Set exercise
Give back the full material, exactly as it reads.

Material for the task
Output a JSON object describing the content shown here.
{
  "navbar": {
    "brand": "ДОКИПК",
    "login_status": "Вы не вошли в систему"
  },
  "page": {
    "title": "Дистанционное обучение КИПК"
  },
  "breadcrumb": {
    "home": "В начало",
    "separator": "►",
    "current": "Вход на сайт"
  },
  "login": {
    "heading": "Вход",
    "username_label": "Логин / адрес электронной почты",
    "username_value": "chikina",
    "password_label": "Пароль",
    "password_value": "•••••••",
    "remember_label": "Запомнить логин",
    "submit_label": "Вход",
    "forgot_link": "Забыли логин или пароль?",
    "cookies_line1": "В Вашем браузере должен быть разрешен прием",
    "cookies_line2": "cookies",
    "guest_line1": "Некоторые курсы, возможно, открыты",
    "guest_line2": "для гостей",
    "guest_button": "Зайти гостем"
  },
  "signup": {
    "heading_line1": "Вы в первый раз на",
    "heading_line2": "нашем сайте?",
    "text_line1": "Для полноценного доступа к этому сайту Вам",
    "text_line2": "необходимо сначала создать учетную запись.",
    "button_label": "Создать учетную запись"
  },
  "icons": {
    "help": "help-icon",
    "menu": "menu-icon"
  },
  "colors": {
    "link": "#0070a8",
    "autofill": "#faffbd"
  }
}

Response to this task
Output a JSON object describing the content shown here.
{
  "navbar": {
    "brand": "ДОКИПК",
    "login_status": "Вы не вошли в систему"
  },
  "page": {
    "title": "Дистанционное обучение КИПК"
  },
  "breadcrumb": {
    "home": "В начало",
    "separator": "►",
    "current": "Вход на сайт"
  },
  "login": {
    "heading": "Вход",
    "username_label": "Логин / адрес электронной почты",
    "username_value": "chikina",
    "password_label": "Пароль",
    "password_value": "•••••••",
    "remember_label": "Запомнить логин",
    "submit_label": "Вход",
    "forgot_link": "Забыли логин или пароль?",
    "cookies_line1": "В Вашем браузере должен быть разрешен прием",
    "cookies_line2": "cookies",
    "guest_line1": "Некоторые курсы, возможно, открыты",
    "guest_line2": "для гостей",
    "guest_button": "Зайти гостем"
  },
  "signup": {
    "heading_line1": "Вы в первый раз на",
    "heading_line2": "нашем сайте?",
    "text_line1": "Для полноценного доступа к этому сайту Вам",
    "text_line2": "необходимо сначала создать учетную запись.",
    "button_label": "Создать учетную запись"
  },
  "icons": {
    "help": "help-icon",
    "menu": "menu-icon"
  },
  "colors": {
    "link": "#0070a8",
    "autofill": "#faffbd"
  }
}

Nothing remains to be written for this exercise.